> **SET PROBLEM**: The data below should be restated word for word, with every picture omitted.

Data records
┄┄┄┄┄┄┄┄┄┄
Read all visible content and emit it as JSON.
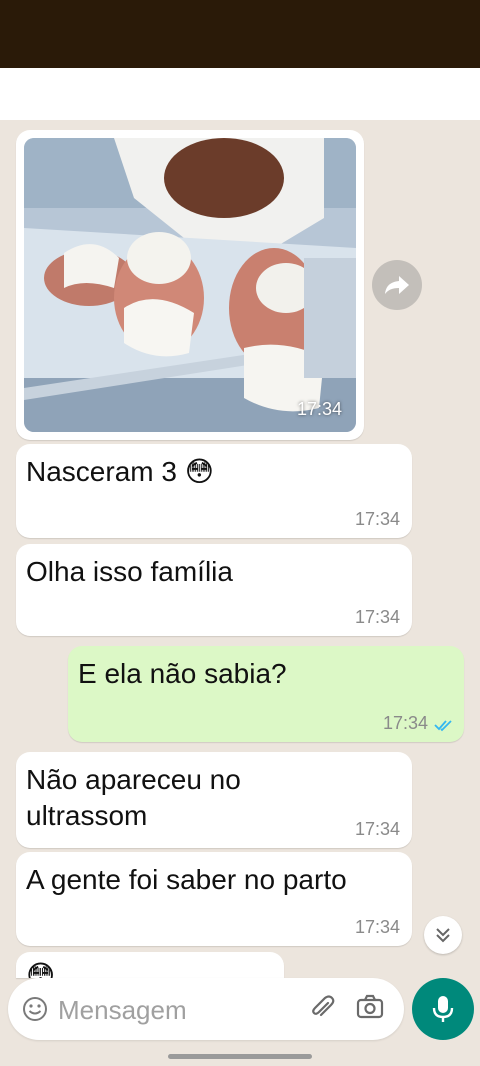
{
  "messages": [
    {
      "text": "Nasceram 3 😳",
      "time": "17:34",
      "direction": "in"
    },
    {
      "text": "Olha isso família",
      "time": "17:34",
      "direction": "in"
    },
    {
      "text": "E ela não sabia?",
      "time": "17:34",
      "direction": "out",
      "status": "read"
    },
    {
      "text": "Não apareceu no\nultrassom",
      "time": "17:34",
      "direction": "in"
    },
    {
      "text": "A gente foi saber no parto",
      "time": "17:34",
      "direction": "in"
    },
    {
      "text": "😳",
      "direction": "in"
    }
  ],
  "image_message": {
    "time": "17:34",
    "subject": "three newborn babies in hospital bassinet"
  },
  "composer": {
    "placeholder": "Mensagem"
  },
  "colors": {
    "status_bar": "#2a1a08",
    "chat_bg": "#ece5dd",
    "incoming_bubble": "#ffffff",
    "outgoing_bubble": "#dcf8c6",
    "read_ticks": "#34b7f1",
    "mic_button": "#00897b"
  },
  "icons": [
    "forward-icon",
    "scroll-down-icon",
    "emoji-icon",
    "attach-icon",
    "camera-icon",
    "mic-icon",
    "double-check-icon"
  ]
}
┄┄┄┄┄┄┄┄┄┄
> **TASK RESULT**:
Read all visible content and emit it as JSON.
{
  "messages": [
    {
      "text": "Nasceram 3 😳",
      "time": "17:34",
      "direction": "in"
    },
    {
      "text": "Olha isso família",
      "time": "17:34",
      "direction": "in"
    },
    {
      "text": "E ela não sabia?",
      "time": "17:34",
      "direction": "out",
      "status": "read"
    },
    {
      "text": "Não apareceu no\nultrassom",
      "time": "17:34",
      "direction": "in"
    },
    {
      "text": "A gente foi saber no parto",
      "time": "17:34",
      "direction": "in"
    },
    {
      "text": "😳",
      "direction": "in"
    }
  ],
  "image_message": {
    "time": "17:34",
    "subject": "three newborn babies in hospital bassinet"
  },
  "composer": {
    "placeholder": "Mensagem"
  },
  "colors": {
    "status_bar": "#2a1a08",
    "chat_bg": "#ece5dd",
    "incoming_bubble": "#ffffff",
    "outgoing_bubble": "#dcf8c6",
    "read_ticks": "#34b7f1",
    "mic_button": "#00897b"
  },
  "icons": [
    "forward-icon",
    "scroll-down-icon",
    "emoji-icon",
    "attach-icon",
    "camera-icon",
    "mic-icon",
    "double-check-icon"
  ]
}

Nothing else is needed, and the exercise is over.